◆ Exercise
Your task is to reproduce the entries below word for word.

## Start Records for the task

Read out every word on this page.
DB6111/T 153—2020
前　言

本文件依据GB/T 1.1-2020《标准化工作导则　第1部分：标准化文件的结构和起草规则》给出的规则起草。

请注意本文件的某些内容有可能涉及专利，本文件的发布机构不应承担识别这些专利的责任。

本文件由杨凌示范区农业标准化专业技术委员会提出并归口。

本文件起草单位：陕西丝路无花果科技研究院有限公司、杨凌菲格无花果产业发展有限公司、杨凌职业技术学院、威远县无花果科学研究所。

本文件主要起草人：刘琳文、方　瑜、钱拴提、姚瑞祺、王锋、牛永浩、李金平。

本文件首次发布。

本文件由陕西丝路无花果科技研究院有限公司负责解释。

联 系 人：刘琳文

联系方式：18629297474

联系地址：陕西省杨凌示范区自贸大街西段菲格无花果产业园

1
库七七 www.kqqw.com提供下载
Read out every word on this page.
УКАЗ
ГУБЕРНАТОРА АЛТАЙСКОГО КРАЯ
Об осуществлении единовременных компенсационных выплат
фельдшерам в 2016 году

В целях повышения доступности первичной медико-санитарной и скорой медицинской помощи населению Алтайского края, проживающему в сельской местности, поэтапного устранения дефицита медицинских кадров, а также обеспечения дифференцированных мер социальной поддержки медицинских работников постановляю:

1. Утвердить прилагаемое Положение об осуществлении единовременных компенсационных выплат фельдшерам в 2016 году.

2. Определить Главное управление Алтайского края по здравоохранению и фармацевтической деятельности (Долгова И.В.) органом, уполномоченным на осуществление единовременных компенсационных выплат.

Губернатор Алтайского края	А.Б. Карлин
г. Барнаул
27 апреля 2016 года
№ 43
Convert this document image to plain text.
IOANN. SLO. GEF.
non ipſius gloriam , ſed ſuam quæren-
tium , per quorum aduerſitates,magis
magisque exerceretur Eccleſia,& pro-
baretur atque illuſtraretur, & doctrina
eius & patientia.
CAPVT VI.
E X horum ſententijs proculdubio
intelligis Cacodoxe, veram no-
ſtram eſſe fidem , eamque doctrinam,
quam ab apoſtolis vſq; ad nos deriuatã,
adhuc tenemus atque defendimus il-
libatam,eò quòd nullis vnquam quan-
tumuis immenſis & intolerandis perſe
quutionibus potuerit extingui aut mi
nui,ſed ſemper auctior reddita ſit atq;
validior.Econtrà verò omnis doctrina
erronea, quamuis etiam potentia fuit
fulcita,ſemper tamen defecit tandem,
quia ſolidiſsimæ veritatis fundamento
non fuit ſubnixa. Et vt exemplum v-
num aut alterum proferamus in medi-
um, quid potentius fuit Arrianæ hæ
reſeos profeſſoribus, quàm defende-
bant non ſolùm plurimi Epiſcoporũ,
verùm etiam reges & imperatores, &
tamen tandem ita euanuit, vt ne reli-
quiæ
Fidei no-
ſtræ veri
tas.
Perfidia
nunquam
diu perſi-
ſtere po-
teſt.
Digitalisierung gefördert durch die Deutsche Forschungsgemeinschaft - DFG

## End Records for the task

◆ Completed exercise
Read out every word on this page.
DB6111/T 153—2020
前　言

本文件依据GB/T 1.1-2020《标准化工作导则　第1部分：标准化文件的结构和起草规则》给出的规则起草。

请注意本文件的某些内容有可能涉及专利，本文件的发布机构不应承担识别这些专利的责任。

本文件由杨凌示范区农业标准化专业技术委员会提出并归口。

本文件起草单位：陕西丝路无花果科技研究院有限公司、杨凌菲格无花果产业发展有限公司、杨凌职业技术学院、威远县无花果科学研究所。

本文件主要起草人：刘琳文、方　瑜、钱拴提、姚瑞祺、王锋、牛永浩、李金平。

本文件首次发布。

本文件由陕西丝路无花果科技研究院有限公司负责解释。

联 系 人：刘琳文

联系方式：18629297474

联系地址：陕西省杨凌示范区自贸大街西段菲格无花果产业园

1
库七七 www.kqqw.com提供下载
Read out every word on this page.
УКАЗ
ГУБЕРНАТОРА АЛТАЙСКОГО КРАЯ
Об осуществлении единовременных компенсационных выплат
фельдшерам в 2016 году

В целях повышения доступности первичной медико-санитарной и скорой медицинской помощи населению Алтайского края, проживающему в сельской местности, поэтапного устранения дефицита медицинских кадров, а также обеспечения дифференцированных мер социальной поддержки медицинских работников постановляю:

1. Утвердить прилагаемое Положение об осуществлении единовременных компенсационных выплат фельдшерам в 2016 году.

2. Определить Главное управление Алтайского края по здравоохранению и фармацевтической деятельности (Долгова И.В.) органом, уполномоченным на осуществление единовременных компенсационных выплат.

Губернатор Алтайского края	А.Б. Карлин
г. Барнаул
27 апреля 2016 года
№ 43
Convert this document image to plain text.
IOANN. SLO. GEF.
non ipſius gloriam , ſed ſuam quæren-
tium , per quorum aduerſitates,magis
magisque exerceretur Eccleſia,& pro-
baretur atque illuſtraretur, & doctrina
eius & patientia.
CAPVT VI.
E X horum ſententijs proculdubio
intelligis Cacodoxe, veram no-
ſtram eſſe fidem , eamque doctrinam,
quam ab apoſtolis vſq; ad nos deriuatã,
adhuc tenemus atque defendimus il-
libatam,eò quòd nullis vnquam quan-
tumuis immenſis & intolerandis perſe
quutionibus potuerit extingui aut mi
nui,ſed ſemper auctior reddita ſit atq;
validior.Econtrà verò omnis doctrina
erronea, quamuis etiam potentia fuit
fulcita,ſemper tamen defecit tandem,
quia ſolidiſsimæ veritatis fundamento
non fuit ſubnixa. Et vt exemplum v-
num aut alterum proferamus in medi-
um, quid potentius fuit Arrianæ hæ
reſeos profeſſoribus, quàm defende-
bant non ſolùm plurimi Epiſcoporũ,
verùm etiam reges & imperatores, &
tamen tandem ita euanuit, vt ne reli-
quiæ
Fidei no-
ſtræ veri
tas.
Perfidia
nunquam
diu perſi-
ſtere po-
teſt.
Digitalisierung gefördert durch die Deutsche Forschungsgemeinschaft - DFG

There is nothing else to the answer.